- LISTING
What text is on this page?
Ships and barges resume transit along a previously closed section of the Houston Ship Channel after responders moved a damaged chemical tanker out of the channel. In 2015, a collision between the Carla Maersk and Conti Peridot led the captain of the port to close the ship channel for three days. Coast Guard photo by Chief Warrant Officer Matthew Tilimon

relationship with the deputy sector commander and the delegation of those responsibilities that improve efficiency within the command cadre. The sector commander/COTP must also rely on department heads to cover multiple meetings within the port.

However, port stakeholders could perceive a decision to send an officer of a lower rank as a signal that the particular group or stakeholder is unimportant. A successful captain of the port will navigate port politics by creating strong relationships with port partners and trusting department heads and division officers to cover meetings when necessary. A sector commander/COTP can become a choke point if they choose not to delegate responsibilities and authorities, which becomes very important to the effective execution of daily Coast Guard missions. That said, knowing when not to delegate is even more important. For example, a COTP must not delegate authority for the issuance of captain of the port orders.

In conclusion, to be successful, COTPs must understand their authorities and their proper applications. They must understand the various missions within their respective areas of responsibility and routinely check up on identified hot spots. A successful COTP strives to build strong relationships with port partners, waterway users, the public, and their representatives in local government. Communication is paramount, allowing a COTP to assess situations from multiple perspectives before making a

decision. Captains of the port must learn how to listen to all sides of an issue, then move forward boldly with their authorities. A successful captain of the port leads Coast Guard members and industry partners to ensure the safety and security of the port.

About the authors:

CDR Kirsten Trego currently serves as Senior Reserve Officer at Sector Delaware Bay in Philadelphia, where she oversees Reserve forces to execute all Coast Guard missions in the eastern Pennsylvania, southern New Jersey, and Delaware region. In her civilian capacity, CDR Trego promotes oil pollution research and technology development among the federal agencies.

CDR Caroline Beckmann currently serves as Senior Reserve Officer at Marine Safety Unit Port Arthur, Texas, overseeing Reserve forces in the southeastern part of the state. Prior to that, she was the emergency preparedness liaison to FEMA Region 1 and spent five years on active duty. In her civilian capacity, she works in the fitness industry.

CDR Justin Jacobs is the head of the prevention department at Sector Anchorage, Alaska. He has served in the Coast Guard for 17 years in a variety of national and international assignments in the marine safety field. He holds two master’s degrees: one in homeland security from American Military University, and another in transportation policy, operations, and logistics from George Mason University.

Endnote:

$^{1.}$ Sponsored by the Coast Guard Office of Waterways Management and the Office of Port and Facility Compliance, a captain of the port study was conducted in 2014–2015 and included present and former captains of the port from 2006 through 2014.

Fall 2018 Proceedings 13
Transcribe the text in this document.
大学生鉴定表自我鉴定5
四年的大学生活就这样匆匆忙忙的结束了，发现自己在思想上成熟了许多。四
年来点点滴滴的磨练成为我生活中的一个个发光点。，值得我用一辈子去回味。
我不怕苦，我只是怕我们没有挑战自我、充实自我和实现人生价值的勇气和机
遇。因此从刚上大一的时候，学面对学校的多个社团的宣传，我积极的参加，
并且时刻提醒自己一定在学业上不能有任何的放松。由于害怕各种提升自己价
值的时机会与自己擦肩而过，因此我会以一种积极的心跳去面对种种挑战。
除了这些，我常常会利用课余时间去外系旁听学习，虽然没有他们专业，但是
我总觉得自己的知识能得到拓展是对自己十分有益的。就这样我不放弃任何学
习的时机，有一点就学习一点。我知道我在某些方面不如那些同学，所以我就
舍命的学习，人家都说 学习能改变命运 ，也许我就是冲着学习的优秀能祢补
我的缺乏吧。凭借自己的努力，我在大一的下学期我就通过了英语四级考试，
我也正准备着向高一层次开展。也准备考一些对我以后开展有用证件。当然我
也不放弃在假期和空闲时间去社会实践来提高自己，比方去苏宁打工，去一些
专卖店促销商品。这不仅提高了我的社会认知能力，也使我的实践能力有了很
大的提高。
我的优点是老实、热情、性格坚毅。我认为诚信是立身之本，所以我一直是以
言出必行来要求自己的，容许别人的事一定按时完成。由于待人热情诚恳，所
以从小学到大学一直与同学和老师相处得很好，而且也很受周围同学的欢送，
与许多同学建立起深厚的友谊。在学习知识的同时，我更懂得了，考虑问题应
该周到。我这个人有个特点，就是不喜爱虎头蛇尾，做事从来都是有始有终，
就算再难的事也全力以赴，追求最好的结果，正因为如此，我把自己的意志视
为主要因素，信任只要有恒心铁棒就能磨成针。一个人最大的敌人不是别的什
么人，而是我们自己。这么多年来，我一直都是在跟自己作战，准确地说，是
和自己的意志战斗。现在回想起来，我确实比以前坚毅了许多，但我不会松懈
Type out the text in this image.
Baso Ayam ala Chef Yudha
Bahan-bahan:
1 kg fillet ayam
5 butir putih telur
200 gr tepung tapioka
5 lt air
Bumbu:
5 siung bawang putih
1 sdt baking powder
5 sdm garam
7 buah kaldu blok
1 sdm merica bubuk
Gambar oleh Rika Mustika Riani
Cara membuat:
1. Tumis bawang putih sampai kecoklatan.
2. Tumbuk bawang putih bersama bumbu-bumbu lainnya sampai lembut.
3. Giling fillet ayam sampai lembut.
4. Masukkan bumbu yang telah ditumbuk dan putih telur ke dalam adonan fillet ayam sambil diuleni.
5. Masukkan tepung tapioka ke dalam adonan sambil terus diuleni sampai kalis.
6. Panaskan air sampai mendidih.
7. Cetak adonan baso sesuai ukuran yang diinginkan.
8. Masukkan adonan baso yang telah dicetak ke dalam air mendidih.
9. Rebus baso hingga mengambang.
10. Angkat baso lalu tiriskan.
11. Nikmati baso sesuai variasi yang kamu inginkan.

- SHORT TASK
The records above should all be quoted exactly, please.

- THE REPLY
What text is on this page?
Ships and barges resume transit along a previously closed section of the Houston Ship Channel after responders moved a damaged chemical tanker out of the channel. In 2015, a collision between the Carla Maersk and Conti Peridot led the captain of the port to close the ship channel for three days. Coast Guard photo by Chief Warrant Officer Matthew Tilimon

relationship with the deputy sector commander and the delegation of those responsibilities that improve efficiency within the command cadre. The sector commander/COTP must also rely on department heads to cover multiple meetings within the port.

However, port stakeholders could perceive a decision to send an officer of a lower rank as a signal that the particular group or stakeholder is unimportant. A successful captain of the port will navigate port politics by creating strong relationships with port partners and trusting department heads and division officers to cover meetings when necessary. A sector commander/COTP can become a choke point if they choose not to delegate responsibilities and authorities, which becomes very important to the effective execution of daily Coast Guard missions. That said, knowing when not to delegate is even more important. For example, a COTP must not delegate authority for the issuance of captain of the port orders.

In conclusion, to be successful, COTPs must understand their authorities and their proper applications. They must understand the various missions within their respective areas of responsibility and routinely check up on identified hot spots. A successful COTP strives to build strong relationships with port partners, waterway users, the public, and their representatives in local government. Communication is paramount, allowing a COTP to assess situations from multiple perspectives before making a

decision. Captains of the port must learn how to listen to all sides of an issue, then move forward boldly with their authorities. A successful captain of the port leads Coast Guard members and industry partners to ensure the safety and security of the port.

About the authors:

CDR Kirsten Trego currently serves as Senior Reserve Officer at Sector Delaware Bay in Philadelphia, where she oversees Reserve forces to execute all Coast Guard missions in the eastern Pennsylvania, southern New Jersey, and Delaware region. In her civilian capacity, CDR Trego promotes oil pollution research and technology development among the federal agencies.

CDR Caroline Beckmann currently serves as Senior Reserve Officer at Marine Safety Unit Port Arthur, Texas, overseeing Reserve forces in the southeastern part of the state. Prior to that, she was the emergency preparedness liaison to FEMA Region 1 and spent five years on active duty. In her civilian capacity, she works in the fitness industry.

CDR Justin Jacobs is the head of the prevention department at Sector Anchorage, Alaska. He has served in the Coast Guard for 17 years in a variety of national and international assignments in the marine safety field. He holds two master’s degrees: one in homeland security from American Military University, and another in transportation policy, operations, and logistics from George Mason University.

Endnote:

$^{1.}$ Sponsored by the Coast Guard Office of Waterways Management and the Office of Port and Facility Compliance, a captain of the port study was conducted in 2014–2015 and included present and former captains of the port from 2006 through 2014.

Fall 2018 Proceedings 13
Transcribe the text in this document.
大学生鉴定表自我鉴定5
四年的大学生活就这样匆匆忙忙的结束了，发现自己在思想上成熟了许多。四
年来点点滴滴的磨练成为我生活中的一个个发光点。，值得我用一辈子去回味。
我不怕苦，我只是怕我们没有挑战自我、充实自我和实现人生价值的勇气和机
遇。因此从刚上大一的时候，学面对学校的多个社团的宣传，我积极的参加，
并且时刻提醒自己一定在学业上不能有任何的放松。由于害怕各种提升自己价
值的时机会与自己擦肩而过，因此我会以一种积极的心跳去面对种种挑战。
除了这些，我常常会利用课余时间去外系旁听学习，虽然没有他们专业，但是
我总觉得自己的知识能得到拓展是对自己十分有益的。就这样我不放弃任何学
习的时机，有一点就学习一点。我知道我在某些方面不如那些同学，所以我就
舍命的学习，人家都说 学习能改变命运 ，也许我就是冲着学习的优秀能祢补
我的缺乏吧。凭借自己的努力，我在大一的下学期我就通过了英语四级考试，
我也正准备着向高一层次开展。也准备考一些对我以后开展有用证件。当然我
也不放弃在假期和空闲时间去社会实践来提高自己，比方去苏宁打工，去一些
专卖店促销商品。这不仅提高了我的社会认知能力，也使我的实践能力有了很
大的提高。
我的优点是老实、热情、性格坚毅。我认为诚信是立身之本，所以我一直是以
言出必行来要求自己的，容许别人的事一定按时完成。由于待人热情诚恳，所
以从小学到大学一直与同学和老师相处得很好，而且也很受周围同学的欢送，
与许多同学建立起深厚的友谊。在学习知识的同时，我更懂得了，考虑问题应
该周到。我这个人有个特点，就是不喜爱虎头蛇尾，做事从来都是有始有终，
就算再难的事也全力以赴，追求最好的结果，正因为如此，我把自己的意志视
为主要因素，信任只要有恒心铁棒就能磨成针。一个人最大的敌人不是别的什
么人，而是我们自己。这么多年来，我一直都是在跟自己作战，准确地说，是
和自己的意志战斗。现在回想起来，我确实比以前坚毅了许多，但我不会松懈
Type out the text in this image.
Baso Ayam ala Chef Yudha
Bahan-bahan:
1 kg fillet ayam
5 butir putih telur
200 gr tepung tapioka
5 lt air
Bumbu:
5 siung bawang putih
1 sdt baking powder
5 sdm garam
7 buah kaldu blok
1 sdm merica bubuk
Gambar oleh Rika Mustika Riani
Cara membuat:
1. Tumis bawang putih sampai kecoklatan.
2. Tumbuk bawang putih bersama bumbu-bumbu lainnya sampai lembut.
3. Giling fillet ayam sampai lembut.
4. Masukkan bumbu yang telah ditumbuk dan putih telur ke dalam adonan fillet ayam sambil diuleni.
5. Masukkan tepung tapioka ke dalam adonan sambil terus diuleni sampai kalis.
6. Panaskan air sampai mendidih.
7. Cetak adonan baso sesuai ukuran yang diinginkan.
8. Masukkan adonan baso yang telah dicetak ke dalam air mendidih.
9. Rebus baso hingga mengambang.
10. Angkat baso lalu tiriskan.
11. Nikmati baso sesuai variasi yang kamu inginkan.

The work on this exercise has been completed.